(Stored data)
>>>>>
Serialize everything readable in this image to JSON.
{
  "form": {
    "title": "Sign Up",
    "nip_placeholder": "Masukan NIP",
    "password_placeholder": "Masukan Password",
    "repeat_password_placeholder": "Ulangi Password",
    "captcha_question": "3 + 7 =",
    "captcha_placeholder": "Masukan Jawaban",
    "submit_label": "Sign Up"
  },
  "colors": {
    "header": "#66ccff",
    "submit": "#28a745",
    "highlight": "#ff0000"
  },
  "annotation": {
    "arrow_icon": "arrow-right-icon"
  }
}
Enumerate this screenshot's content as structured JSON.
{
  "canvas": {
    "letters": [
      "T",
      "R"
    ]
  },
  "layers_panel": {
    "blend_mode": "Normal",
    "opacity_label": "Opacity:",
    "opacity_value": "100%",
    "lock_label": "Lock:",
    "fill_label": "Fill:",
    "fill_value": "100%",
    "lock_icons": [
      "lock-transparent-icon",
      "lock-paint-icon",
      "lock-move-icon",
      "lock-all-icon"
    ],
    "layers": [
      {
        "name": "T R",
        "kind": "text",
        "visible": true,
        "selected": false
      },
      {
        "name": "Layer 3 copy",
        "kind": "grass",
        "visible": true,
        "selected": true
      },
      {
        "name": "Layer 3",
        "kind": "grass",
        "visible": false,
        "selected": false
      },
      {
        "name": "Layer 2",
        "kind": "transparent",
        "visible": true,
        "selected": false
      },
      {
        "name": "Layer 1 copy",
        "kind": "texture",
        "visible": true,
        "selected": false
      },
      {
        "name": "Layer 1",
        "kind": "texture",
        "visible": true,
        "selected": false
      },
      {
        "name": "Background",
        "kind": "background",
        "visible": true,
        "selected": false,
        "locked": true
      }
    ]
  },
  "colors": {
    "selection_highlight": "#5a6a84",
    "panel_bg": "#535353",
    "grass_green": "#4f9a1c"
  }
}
<<<<<
* _What to produce_:
State how many lines of the records above contain the word "transparent", and give only that number.

* _Task response_:
2